Your goal:
Output every entry exactly as written, skipping any pictures.

Records about charts and figures
******************************

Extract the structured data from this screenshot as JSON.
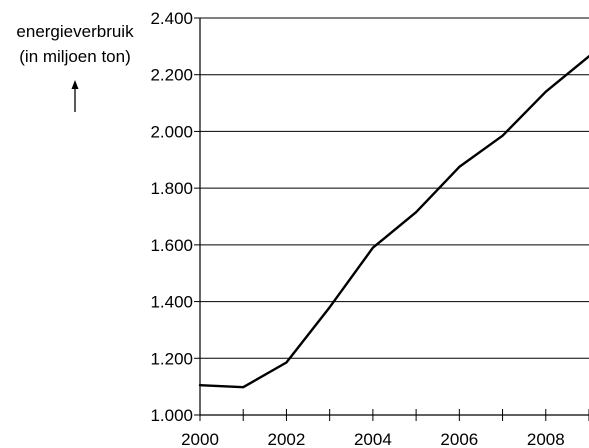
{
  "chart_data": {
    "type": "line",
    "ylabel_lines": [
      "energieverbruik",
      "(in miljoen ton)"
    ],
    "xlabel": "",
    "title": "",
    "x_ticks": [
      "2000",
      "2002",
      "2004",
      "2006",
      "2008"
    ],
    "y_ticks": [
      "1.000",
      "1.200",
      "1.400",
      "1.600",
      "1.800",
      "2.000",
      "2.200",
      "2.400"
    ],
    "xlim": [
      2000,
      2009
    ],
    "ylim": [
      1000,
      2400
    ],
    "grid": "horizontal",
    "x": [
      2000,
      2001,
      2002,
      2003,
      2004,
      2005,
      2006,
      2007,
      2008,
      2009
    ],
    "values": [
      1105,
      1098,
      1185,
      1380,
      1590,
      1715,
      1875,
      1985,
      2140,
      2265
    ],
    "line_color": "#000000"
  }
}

******************************

Completed task:
Extract the structured data from this screenshot as JSON.
{
  "chart_data": {
    "type": "line",
    "ylabel_lines": [
      "energieverbruik",
      "(in miljoen ton)"
    ],
    "xlabel": "",
    "title": "",
    "x_ticks": [
      "2000",
      "2002",
      "2004",
      "2006",
      "2008"
    ],
    "y_ticks": [
      "1.000",
      "1.200",
      "1.400",
      "1.600",
      "1.800",
      "2.000",
      "2.200",
      "2.400"
    ],
    "xlim": [
      2000,
      2009
    ],
    "ylim": [
      1000,
      2400
    ],
    "grid": "horizontal",
    "x": [
      2000,
      2001,
      2002,
      2003,
      2004,
      2005,
      2006,
      2007,
      2008,
      2009
    ],
    "values": [
      1105,
      1098,
      1185,
      1380,
      1590,
      1715,
      1875,
      1985,
      2140,
      2265
    ],
    "line_color": "#000000"
  }
}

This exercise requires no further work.